● PROBLEM TO SOLVE
Your task is to transcribe all of the records exactly and leave out the pictures.

____________

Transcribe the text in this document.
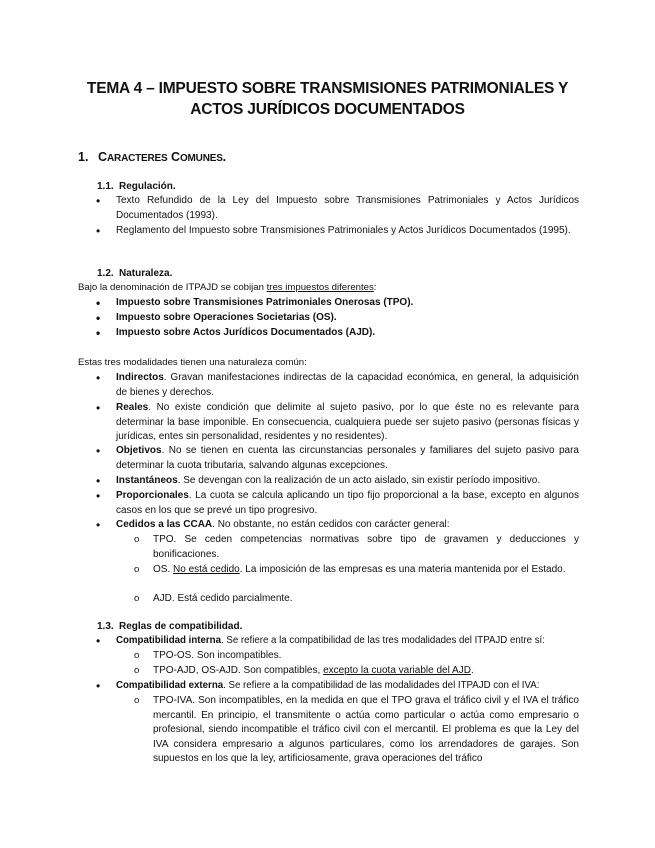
TEMA 4 – IMPUESTO SOBRE TRANSMISIONES PATRIMONIALES Y
ACTOS JURÍDICOS DOCUMENTADOS
1. CARACTERES COMUNES.
1.1. Regulación.
• Texto Refundido de la Ley del Impuesto sobre Transmisiones Patrimoniales y Actos Jurídicos Documentados (1993).
• Reglamento del Impuesto sobre Transmisiones Patrimoniales y Actos Jurídicos Documentados (1995).
1.2. Naturaleza.
Bajo la denominación de ITPAJD se cobijan tres impuestos diferentes:
• Impuesto sobre Transmisiones Patrimoniales Onerosas (TPO).
• Impuesto sobre Operaciones Societarias (OS).
• Impuesto sobre Actos Jurídicos Documentados (AJD).
Estas tres modalidades tienen una naturaleza común:
• Indirectos. Gravan manifestaciones indirectas de la capacidad económica, en general, la adquisición de bienes y derechos.
• Reales. No existe condición que delimite al sujeto pasivo, por lo que éste no es relevante para determinar la base imponible. En consecuencia, cualquiera puede ser sujeto pasivo (personas físicas y jurídicas, entes sin personalidad, residentes y no residentes).
• Objetivos. No se tienen en cuenta las circunstancias personales y familiares del sujeto pasivo para determinar la cuota tributaria, salvando algunas excepciones.
• Instantáneos. Se devengan con la realización de un acto aislado, sin existir período impositivo.
• Proporcionales. La cuota se calcula aplicando un tipo fijo proporcional a la base, excepto en algunos casos en los que se prevé un tipo progresivo.
• Cedidos a las CCAA. No obstante, no están cedidos con carácter general:
o TPO. Se ceden competencias normativas sobre tipo de gravamen y deducciones y bonificaciones.
o OS. No está cedido. La imposición de las empresas es una materia mantenida por el Estado.
o AJD. Está cedido parcialmente.
1.3. Reglas de compatibilidad.
• Compatibilidad interna. Se refiere a la compatibilidad de las tres modalidades del ITPAJD entre sí:
o TPO-OS. Son incompatibles.
o TPO-AJD, OS-AJD. Son compatibles, excepto la cuota variable del AJD.
• Compatibilidad externa. Se refiere a la compatibilidad de las modalidades del ITPAJD con el IVA:
o TPO-IVA. Son incompatibles, en la medida en que el TPO grava el tráfico civil y el IVA el tráfico mercantil. En principio, el transmitente o actúa como particular o actúa como empresario o profesional, siendo incompatible el tráfico civil con el mercantil. El problema es que la Ley del IVA considera empresario a algunos particulares, como los arrendadores de garajes. Son supuestos en los que la ley, artificiosamente, grava operaciones del tráfico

____________

● REPLY TO THE EXERCISE
Transcribe the text in this document.
TEMA 4 – IMPUESTO SOBRE TRANSMISIONES PATRIMONIALES Y
ACTOS JURÍDICOS DOCUMENTADOS
1. CARACTERES COMUNES.
1.1. Regulación.
• Texto Refundido de la Ley del Impuesto sobre Transmisiones Patrimoniales y Actos Jurídicos Documentados (1993).
• Reglamento del Impuesto sobre Transmisiones Patrimoniales y Actos Jurídicos Documentados (1995).
1.2. Naturaleza.
Bajo la denominación de ITPAJD se cobijan tres impuestos diferentes:
• Impuesto sobre Transmisiones Patrimoniales Onerosas (TPO).
• Impuesto sobre Operaciones Societarias (OS).
• Impuesto sobre Actos Jurídicos Documentados (AJD).
Estas tres modalidades tienen una naturaleza común:
• Indirectos. Gravan manifestaciones indirectas de la capacidad económica, en general, la adquisición de bienes y derechos.
• Reales. No existe condición que delimite al sujeto pasivo, por lo que éste no es relevante para determinar la base imponible. En consecuencia, cualquiera puede ser sujeto pasivo (personas físicas y jurídicas, entes sin personalidad, residentes y no residentes).
• Objetivos. No se tienen en cuenta las circunstancias personales y familiares del sujeto pasivo para determinar la cuota tributaria, salvando algunas excepciones.
• Instantáneos. Se devengan con la realización de un acto aislado, sin existir período impositivo.
• Proporcionales. La cuota se calcula aplicando un tipo fijo proporcional a la base, excepto en algunos casos en los que se prevé un tipo progresivo.
• Cedidos a las CCAA. No obstante, no están cedidos con carácter general:
o TPO. Se ceden competencias normativas sobre tipo de gravamen y deducciones y bonificaciones.
o OS. No está cedido. La imposición de las empresas es una materia mantenida por el Estado.
o AJD. Está cedido parcialmente.
1.3. Reglas de compatibilidad.
• Compatibilidad interna. Se refiere a la compatibilidad de las tres modalidades del ITPAJD entre sí:
o TPO-OS. Son incompatibles.
o TPO-AJD, OS-AJD. Son compatibles, excepto la cuota variable del AJD.
• Compatibilidad externa. Se refiere a la compatibilidad de las modalidades del ITPAJD con el IVA:
o TPO-IVA. Son incompatibles, en la medida en que el TPO grava el tráfico civil y el IVA el tráfico mercantil. En principio, el transmitente o actúa como particular o actúa como empresario o profesional, siendo incompatible el tráfico civil con el mercantil. El problema es que la Ley del IVA considera empresario a algunos particulares, como los arrendadores de garajes. Son supuestos en los que la ley, artificiosamente, grava operaciones del tráfico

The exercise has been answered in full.